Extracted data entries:
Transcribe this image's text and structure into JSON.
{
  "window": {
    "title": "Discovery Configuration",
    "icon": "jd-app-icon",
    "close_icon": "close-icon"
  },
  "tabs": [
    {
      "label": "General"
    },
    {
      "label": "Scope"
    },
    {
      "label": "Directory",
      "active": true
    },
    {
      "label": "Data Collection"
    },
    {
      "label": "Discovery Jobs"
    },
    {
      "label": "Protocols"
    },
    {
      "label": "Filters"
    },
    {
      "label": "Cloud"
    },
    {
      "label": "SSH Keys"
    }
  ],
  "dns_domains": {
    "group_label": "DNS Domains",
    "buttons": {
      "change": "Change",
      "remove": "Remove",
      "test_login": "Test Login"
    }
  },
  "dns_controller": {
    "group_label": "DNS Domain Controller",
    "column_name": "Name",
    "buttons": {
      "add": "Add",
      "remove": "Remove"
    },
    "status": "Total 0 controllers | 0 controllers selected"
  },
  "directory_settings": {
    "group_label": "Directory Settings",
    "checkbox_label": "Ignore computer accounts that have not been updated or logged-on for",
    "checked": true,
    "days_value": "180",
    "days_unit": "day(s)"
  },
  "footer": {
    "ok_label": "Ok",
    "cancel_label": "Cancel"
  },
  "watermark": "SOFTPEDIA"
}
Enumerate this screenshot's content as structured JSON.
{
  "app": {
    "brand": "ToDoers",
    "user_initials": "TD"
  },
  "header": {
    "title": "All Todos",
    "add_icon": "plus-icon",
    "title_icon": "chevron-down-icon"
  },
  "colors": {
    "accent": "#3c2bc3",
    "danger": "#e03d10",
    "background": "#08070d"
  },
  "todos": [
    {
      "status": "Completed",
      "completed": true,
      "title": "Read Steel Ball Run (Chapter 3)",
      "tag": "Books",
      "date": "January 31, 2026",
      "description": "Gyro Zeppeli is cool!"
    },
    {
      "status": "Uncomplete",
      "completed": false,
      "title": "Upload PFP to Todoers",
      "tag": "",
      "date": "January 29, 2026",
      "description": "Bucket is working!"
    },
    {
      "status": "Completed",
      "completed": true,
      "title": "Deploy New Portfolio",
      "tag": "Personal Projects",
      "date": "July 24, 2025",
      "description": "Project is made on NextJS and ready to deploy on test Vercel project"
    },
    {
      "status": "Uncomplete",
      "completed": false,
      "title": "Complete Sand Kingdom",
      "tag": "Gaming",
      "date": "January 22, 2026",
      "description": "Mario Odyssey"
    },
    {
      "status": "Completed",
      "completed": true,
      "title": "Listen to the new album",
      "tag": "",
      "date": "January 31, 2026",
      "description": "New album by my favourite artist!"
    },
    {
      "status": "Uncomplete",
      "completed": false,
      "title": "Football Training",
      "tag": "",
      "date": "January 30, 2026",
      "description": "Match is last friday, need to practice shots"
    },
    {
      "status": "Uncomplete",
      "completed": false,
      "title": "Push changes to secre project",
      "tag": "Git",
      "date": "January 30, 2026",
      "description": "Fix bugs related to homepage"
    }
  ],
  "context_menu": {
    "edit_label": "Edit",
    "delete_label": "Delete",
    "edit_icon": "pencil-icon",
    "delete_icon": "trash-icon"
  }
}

> [Work to be completed]: Take the lines from the one containing "Enumerate this screenshot's" to the last line of the material above and write them out exactly.

> [Reply to the task]:
Enumerate this screenshot's content as structured JSON.
{
  "app": {
    "brand": "ToDoers",
    "user_initials": "TD"
  },
  "header": {
    "title": "All Todos",
    "add_icon": "plus-icon",
    "title_icon": "chevron-down-icon"
  },
  "colors": {
    "accent": "#3c2bc3",
    "danger": "#e03d10",
    "background": "#08070d"
  },
  "todos": [
    {
      "status": "Completed",
      "completed": true,
      "title": "Read Steel Ball Run (Chapter 3)",
      "tag": "Books",
      "date": "January 31, 2026",
      "description": "Gyro Zeppeli is cool!"
    },
    {
      "status": "Uncomplete",
      "completed": false,
      "title": "Upload PFP to Todoers",
      "tag": "",
      "date": "January 29, 2026",
      "description": "Bucket is working!"
    },
    {
      "status": "Completed",
      "completed": true,
      "title": "Deploy New Portfolio",
      "tag": "Personal Projects",
      "date": "July 24, 2025",
      "description": "Project is made on NextJS and ready to deploy on test Vercel project"
    },
    {
      "status": "Uncomplete",
      "completed": false,
      "title": "Complete Sand Kingdom",
      "tag": "Gaming",
      "date": "January 22, 2026",
      "description": "Mario Odyssey"
    },
    {
      "status": "Completed",
      "completed": true,
      "title": "Listen to the new album",
      "tag": "",
      "date": "January 31, 2026",
      "description": "New album by my favourite artist!"
    },
    {
      "status": "Uncomplete",
      "completed": false,
      "title": "Football Training",
      "tag": "",
      "date": "January 30, 2026",
      "description": "Match is last friday, need to practice shots"
    },
    {
      "status": "Uncomplete",
      "completed": false,
      "title": "Push changes to secre project",
      "tag": "Git",
      "date": "January 30, 2026",
      "description": "Fix bugs related to homepage"
    }
  ],
  "context_menu": {
    "edit_label": "Edit",
    "delete_label": "Delete",
    "edit_icon": "pencil-icon",
    "delete_icon": "trash-icon"
  }
}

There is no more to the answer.